Goal:
Locate the string "entries" in the listing below. Copy every line where it is found.
[start]
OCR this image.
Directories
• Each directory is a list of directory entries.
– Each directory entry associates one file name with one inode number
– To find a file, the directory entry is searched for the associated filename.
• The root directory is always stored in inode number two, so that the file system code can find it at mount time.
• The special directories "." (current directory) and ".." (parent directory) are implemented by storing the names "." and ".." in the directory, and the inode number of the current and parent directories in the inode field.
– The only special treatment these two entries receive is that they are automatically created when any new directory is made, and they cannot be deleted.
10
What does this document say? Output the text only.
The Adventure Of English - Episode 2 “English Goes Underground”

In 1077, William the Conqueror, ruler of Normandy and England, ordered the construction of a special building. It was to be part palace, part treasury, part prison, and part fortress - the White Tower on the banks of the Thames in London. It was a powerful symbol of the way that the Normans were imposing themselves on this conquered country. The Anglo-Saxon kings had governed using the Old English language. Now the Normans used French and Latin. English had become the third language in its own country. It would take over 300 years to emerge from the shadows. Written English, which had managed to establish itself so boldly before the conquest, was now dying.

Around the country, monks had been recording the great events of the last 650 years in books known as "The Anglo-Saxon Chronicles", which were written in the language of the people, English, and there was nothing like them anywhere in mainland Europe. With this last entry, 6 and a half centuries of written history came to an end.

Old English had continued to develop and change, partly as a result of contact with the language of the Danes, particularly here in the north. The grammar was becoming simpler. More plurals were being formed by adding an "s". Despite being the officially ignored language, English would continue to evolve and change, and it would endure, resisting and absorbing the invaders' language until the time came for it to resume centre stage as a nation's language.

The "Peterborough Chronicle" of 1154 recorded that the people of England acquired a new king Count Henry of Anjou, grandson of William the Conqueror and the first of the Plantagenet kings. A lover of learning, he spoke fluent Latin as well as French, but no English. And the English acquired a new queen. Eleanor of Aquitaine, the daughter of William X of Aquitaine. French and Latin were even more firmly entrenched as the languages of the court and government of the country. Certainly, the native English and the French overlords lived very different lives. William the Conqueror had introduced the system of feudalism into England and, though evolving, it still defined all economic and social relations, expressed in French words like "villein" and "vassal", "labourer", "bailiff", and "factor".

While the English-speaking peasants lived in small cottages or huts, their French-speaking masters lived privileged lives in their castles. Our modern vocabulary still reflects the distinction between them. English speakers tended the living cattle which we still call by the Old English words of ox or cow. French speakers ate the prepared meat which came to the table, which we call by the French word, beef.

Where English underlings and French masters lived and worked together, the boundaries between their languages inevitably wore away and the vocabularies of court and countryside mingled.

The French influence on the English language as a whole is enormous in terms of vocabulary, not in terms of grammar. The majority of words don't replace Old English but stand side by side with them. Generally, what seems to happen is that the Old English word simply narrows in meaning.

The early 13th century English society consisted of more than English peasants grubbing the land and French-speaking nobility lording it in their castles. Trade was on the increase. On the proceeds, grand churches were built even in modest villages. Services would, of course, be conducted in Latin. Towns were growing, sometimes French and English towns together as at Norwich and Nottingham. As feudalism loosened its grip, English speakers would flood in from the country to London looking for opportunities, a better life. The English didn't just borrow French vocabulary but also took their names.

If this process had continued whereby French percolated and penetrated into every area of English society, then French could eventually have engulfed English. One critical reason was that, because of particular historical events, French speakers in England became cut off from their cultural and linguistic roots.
[end]
Written answer:
• Each directory is a list of directory entries.
– The only special treatment these two entries receive is that they are automatically created when any new directory is made, and they cannot be deleted.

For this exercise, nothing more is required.